- _What to produce_
All material below is to be reproduced exactly.

- _Material supplied_
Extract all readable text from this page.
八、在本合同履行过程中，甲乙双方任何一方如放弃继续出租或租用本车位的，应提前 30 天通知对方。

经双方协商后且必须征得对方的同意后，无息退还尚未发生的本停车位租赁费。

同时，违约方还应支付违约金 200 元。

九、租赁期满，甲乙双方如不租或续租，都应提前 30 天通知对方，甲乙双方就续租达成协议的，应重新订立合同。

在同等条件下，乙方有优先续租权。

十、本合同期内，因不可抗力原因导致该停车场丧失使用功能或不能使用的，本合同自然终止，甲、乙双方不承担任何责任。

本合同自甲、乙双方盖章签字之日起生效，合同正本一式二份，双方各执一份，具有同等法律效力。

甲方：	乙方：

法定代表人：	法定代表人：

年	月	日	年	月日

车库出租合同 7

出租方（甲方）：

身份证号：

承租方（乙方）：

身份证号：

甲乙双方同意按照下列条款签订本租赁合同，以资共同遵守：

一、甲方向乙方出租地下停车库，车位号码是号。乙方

- _Solution below_
Extract all readable text from this page.
八、在本合同履行过程中，甲乙双方任何一方如放弃继续出租或租用本车位的，应提前 30 天通知对方。

经双方协商后且必须征得对方的同意后，无息退还尚未发生的本停车位租赁费。

同时，违约方还应支付违约金 200 元。

九、租赁期满，甲乙双方如不租或续租，都应提前 30 天通知对方，甲乙双方就续租达成协议的，应重新订立合同。

在同等条件下，乙方有优先续租权。

十、本合同期内，因不可抗力原因导致该停车场丧失使用功能或不能使用的，本合同自然终止，甲、乙双方不承担任何责任。

本合同自甲、乙双方盖章签字之日起生效，合同正本一式二份，双方各执一份，具有同等法律效力。

甲方：	乙方：

法定代表人：	法定代表人：

年	月	日	年	月日

车库出租合同 7

出租方（甲方）：

身份证号：

承租方（乙方）：

身份证号：

甲乙双方同意按照下列条款签订本租赁合同，以资共同遵守：

一、甲方向乙方出租地下停车库，车位号码是号。乙方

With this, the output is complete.